→ **Short task**
Among the entries below, find how many lines carry the word "points" and state only that figure.

→ **Material provided**

——————

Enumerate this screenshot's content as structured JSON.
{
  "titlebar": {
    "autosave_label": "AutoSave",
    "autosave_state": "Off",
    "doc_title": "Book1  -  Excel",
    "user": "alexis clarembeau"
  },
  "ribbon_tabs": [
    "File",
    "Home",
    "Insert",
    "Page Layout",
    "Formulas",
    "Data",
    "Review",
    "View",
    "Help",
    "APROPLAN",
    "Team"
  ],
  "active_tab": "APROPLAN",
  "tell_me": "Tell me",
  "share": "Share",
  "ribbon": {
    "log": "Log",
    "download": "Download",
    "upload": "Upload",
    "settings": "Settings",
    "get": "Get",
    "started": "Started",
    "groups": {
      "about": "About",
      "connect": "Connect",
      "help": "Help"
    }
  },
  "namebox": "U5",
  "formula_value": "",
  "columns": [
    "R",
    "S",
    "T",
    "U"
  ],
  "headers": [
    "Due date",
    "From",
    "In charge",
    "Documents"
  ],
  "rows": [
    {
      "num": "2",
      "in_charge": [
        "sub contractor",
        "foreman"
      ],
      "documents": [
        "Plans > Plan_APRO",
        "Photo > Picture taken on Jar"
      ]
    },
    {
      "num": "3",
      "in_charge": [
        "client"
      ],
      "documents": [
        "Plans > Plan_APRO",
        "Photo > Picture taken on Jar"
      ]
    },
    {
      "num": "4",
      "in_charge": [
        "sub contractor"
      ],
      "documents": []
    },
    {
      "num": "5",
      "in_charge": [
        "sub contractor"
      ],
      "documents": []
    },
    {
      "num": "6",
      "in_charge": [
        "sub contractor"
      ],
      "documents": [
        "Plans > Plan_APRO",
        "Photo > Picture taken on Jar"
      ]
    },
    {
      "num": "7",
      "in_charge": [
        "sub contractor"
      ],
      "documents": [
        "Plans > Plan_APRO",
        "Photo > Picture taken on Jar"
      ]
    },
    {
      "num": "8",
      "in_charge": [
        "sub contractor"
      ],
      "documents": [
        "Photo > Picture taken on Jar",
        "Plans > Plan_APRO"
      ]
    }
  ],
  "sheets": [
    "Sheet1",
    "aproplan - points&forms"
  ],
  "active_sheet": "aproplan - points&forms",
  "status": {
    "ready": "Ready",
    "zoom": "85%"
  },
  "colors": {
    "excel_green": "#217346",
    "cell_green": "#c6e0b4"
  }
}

——————

→ **The solution**
2